(DATA UNDER STUDY begins)

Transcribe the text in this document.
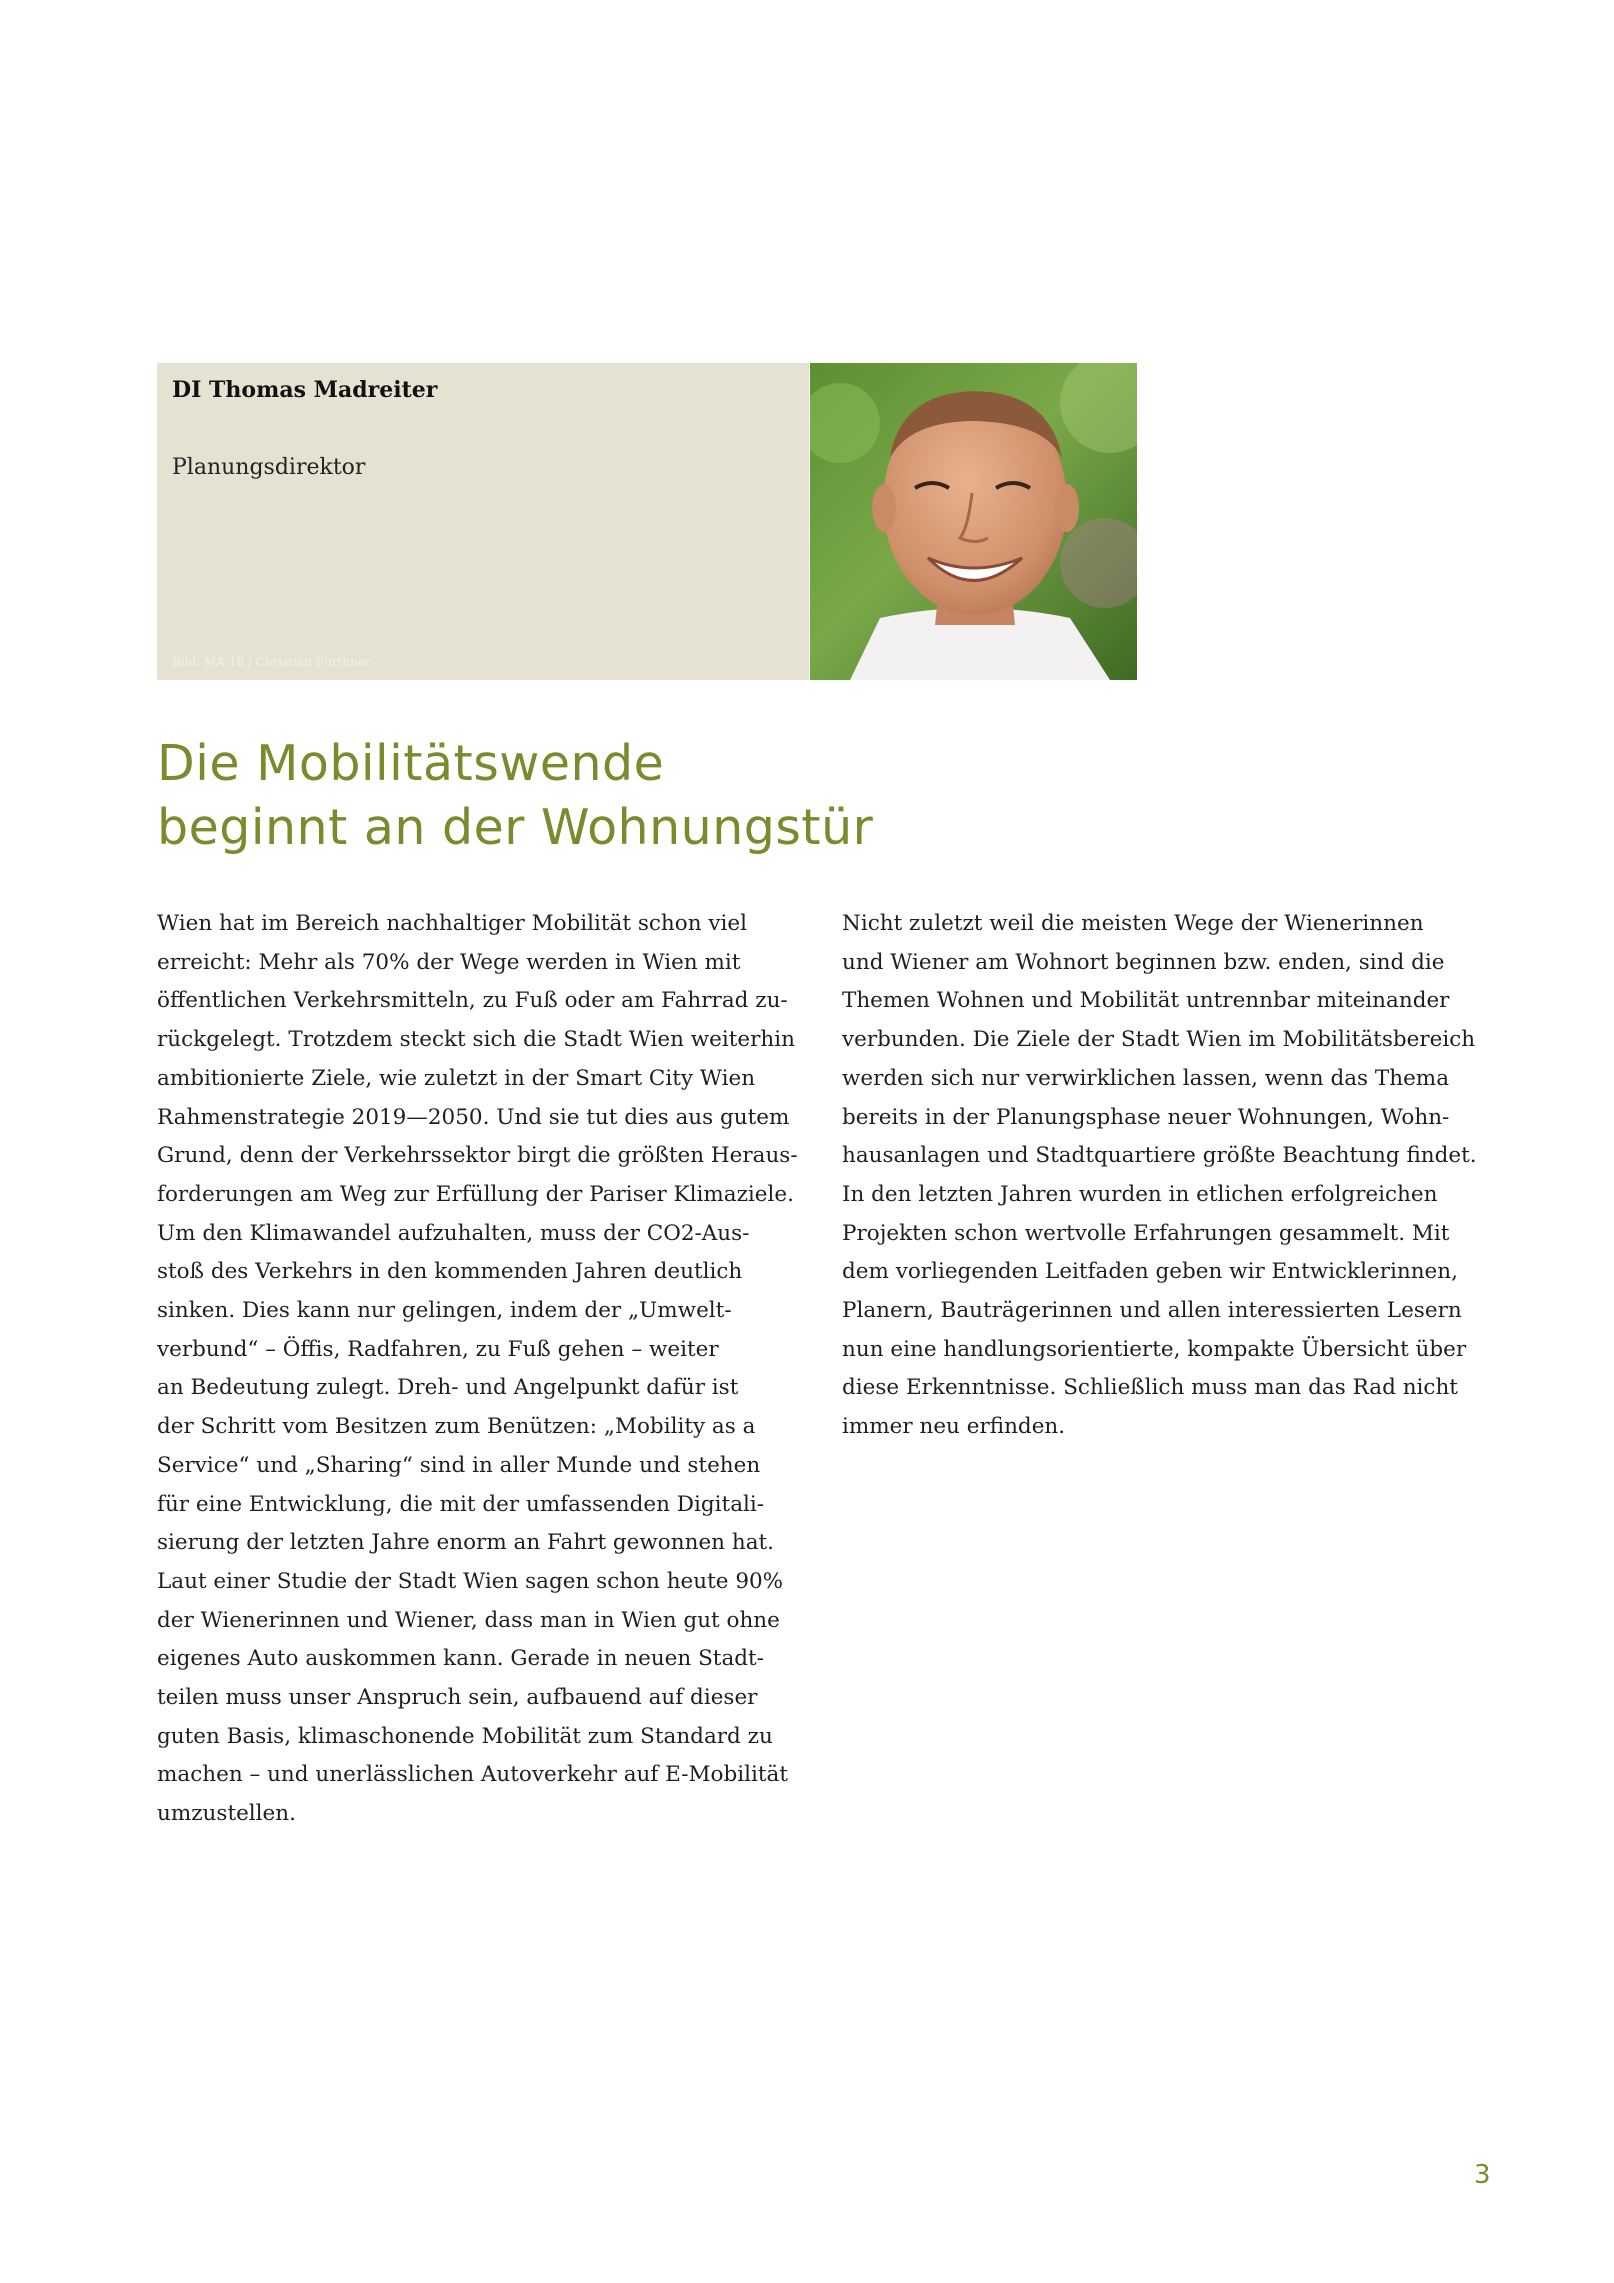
DI Thomas Madreiter
Planungsdirektor
Bild: MA 18 / Christian Fürthner
Die Mobilitätswende
beginnt an der Wohnungstür
Wien hat im Bereich nachhaltiger Mobilität schon viel
erreicht: Mehr als 70% der Wege werden in Wien mit
öffentlichen Verkehrsmitteln, zu Fuß oder am Fahrrad zu-
rückgelegt. Trotzdem steckt sich die Stadt Wien weiterhin
ambitionierte Ziele, wie zuletzt in der Smart City Wien
Rahmenstrategie 2019—2050. Und sie tut dies aus gutem
Grund, denn der Verkehrssektor birgt die größten Heraus-
forderungen am Weg zur Erfüllung der Pariser Klimaziele.
Um den Klimawandel aufzuhalten, muss der CO2-Aus-
stoß des Verkehrs in den kommenden Jahren deutlich
sinken. Dies kann nur gelingen, indem der „Umwelt-
verbund“ – Öffis, Radfahren, zu Fuß gehen – weiter
an Bedeutung zulegt. Dreh- und Angelpunkt dafür ist
der Schritt vom Besitzen zum Benützen: „Mobility as a
Service“ und „Sharing“ sind in aller Munde und stehen
für eine Entwicklung, die mit der umfassenden Digitali-
sierung der letzten Jahre enorm an Fahrt gewonnen hat.
Laut einer Studie der Stadt Wien sagen schon heute 90%
der Wienerinnen und Wiener, dass man in Wien gut ohne
eigenes Auto auskommen kann. Gerade in neuen Stadt-
teilen muss unser Anspruch sein, aufbauend auf dieser
guten Basis, klimaschonende Mobilität zum Standard zu
machen – und unerlässlichen Autoverkehr auf E-Mobilität
umzustellen.
Nicht zuletzt weil die meisten Wege der Wienerinnen
und Wiener am Wohnort beginnen bzw. enden, sind die
Themen Wohnen und Mobilität untrennbar miteinander
verbunden. Die Ziele der Stadt Wien im Mobilitätsbereich
werden sich nur verwirklichen lassen, wenn das Thema
bereits in der Planungsphase neuer Wohnungen, Wohn-
hausanlagen und Stadtquartiere größte Beachtung findet.
In den letzten Jahren wurden in etlichen erfolgreichen
Projekten schon wertvolle Erfahrungen gesammelt. Mit
dem vorliegenden Leitfaden geben wir Entwicklerinnen,
Planern, Bauträgerinnen und allen interessierten Lesern
nun eine handlungsorientierte, kompakte Übersicht über
diese Erkenntnisse. Schließlich muss man das Rad nicht
immer neu erfinden.
3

(DATA UNDER STUDY ends)

# [ABOUT THIS TASK]
Leave out the pictures and output the rest of the records exactly.

# [RESPONSE TO THIS EXERCISE]
Transcribe the text in this document.
DI Thomas Madreiter
Planungsdirektor
Bild: MA 18 / Christian Fürthner
Die Mobilitätswende
beginnt an der Wohnungstür
Wien hat im Bereich nachhaltiger Mobilität schon viel
erreicht: Mehr als 70% der Wege werden in Wien mit
öffentlichen Verkehrsmitteln, zu Fuß oder am Fahrrad zu-
rückgelegt. Trotzdem steckt sich die Stadt Wien weiterhin
ambitionierte Ziele, wie zuletzt in der Smart City Wien
Rahmenstrategie 2019—2050. Und sie tut dies aus gutem
Grund, denn der Verkehrssektor birgt die größten Heraus-
forderungen am Weg zur Erfüllung der Pariser Klimaziele.
Um den Klimawandel aufzuhalten, muss der CO2-Aus-
stoß des Verkehrs in den kommenden Jahren deutlich
sinken. Dies kann nur gelingen, indem der „Umwelt-
verbund“ – Öffis, Radfahren, zu Fuß gehen – weiter
an Bedeutung zulegt. Dreh- und Angelpunkt dafür ist
der Schritt vom Besitzen zum Benützen: „Mobility as a
Service“ und „Sharing“ sind in aller Munde und stehen
für eine Entwicklung, die mit der umfassenden Digitali-
sierung der letzten Jahre enorm an Fahrt gewonnen hat.
Laut einer Studie der Stadt Wien sagen schon heute 90%
der Wienerinnen und Wiener, dass man in Wien gut ohne
eigenes Auto auskommen kann. Gerade in neuen Stadt-
teilen muss unser Anspruch sein, aufbauend auf dieser
guten Basis, klimaschonende Mobilität zum Standard zu
machen – und unerlässlichen Autoverkehr auf E-Mobilität
umzustellen.
Nicht zuletzt weil die meisten Wege der Wienerinnen
und Wiener am Wohnort beginnen bzw. enden, sind die
Themen Wohnen und Mobilität untrennbar miteinander
verbunden. Die Ziele der Stadt Wien im Mobilitätsbereich
werden sich nur verwirklichen lassen, wenn das Thema
bereits in der Planungsphase neuer Wohnungen, Wohn-
hausanlagen und Stadtquartiere größte Beachtung findet.
In den letzten Jahren wurden in etlichen erfolgreichen
Projekten schon wertvolle Erfahrungen gesammelt. Mit
dem vorliegenden Leitfaden geben wir Entwicklerinnen,
Planern, Bauträgerinnen und allen interessierten Lesern
nun eine handlungsorientierte, kompakte Übersicht über
diese Erkenntnisse. Schließlich muss man das Rad nicht
immer neu erfinden.
3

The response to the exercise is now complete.